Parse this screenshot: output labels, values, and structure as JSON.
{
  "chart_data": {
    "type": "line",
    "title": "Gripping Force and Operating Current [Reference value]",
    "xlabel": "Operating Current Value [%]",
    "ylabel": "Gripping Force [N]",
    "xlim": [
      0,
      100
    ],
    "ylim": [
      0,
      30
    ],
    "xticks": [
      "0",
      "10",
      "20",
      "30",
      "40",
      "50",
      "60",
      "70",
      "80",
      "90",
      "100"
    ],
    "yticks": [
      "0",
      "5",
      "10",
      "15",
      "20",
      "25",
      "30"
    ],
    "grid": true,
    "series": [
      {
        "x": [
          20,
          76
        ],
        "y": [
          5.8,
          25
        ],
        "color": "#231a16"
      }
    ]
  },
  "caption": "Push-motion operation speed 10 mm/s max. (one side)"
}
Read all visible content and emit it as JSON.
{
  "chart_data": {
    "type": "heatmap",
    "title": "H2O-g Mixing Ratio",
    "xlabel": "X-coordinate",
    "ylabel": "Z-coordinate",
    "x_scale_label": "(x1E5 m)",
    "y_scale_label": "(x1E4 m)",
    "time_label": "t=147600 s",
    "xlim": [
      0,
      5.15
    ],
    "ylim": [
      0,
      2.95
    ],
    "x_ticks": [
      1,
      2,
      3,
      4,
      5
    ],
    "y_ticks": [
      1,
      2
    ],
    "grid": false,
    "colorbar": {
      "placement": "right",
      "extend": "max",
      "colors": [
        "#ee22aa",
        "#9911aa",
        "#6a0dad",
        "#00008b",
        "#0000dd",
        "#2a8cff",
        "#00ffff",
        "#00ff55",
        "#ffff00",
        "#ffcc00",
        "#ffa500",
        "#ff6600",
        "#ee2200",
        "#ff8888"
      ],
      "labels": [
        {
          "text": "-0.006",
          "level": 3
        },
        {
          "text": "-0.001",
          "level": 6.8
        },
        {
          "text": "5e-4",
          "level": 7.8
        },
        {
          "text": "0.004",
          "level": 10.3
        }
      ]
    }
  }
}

__________

— Work required —
Identify each line holding the string "text", and copy it out.

— Task output —
          "text": "-0.006",
          "text": "-0.001",
          "text": "5e-4",
          "text": "0.004",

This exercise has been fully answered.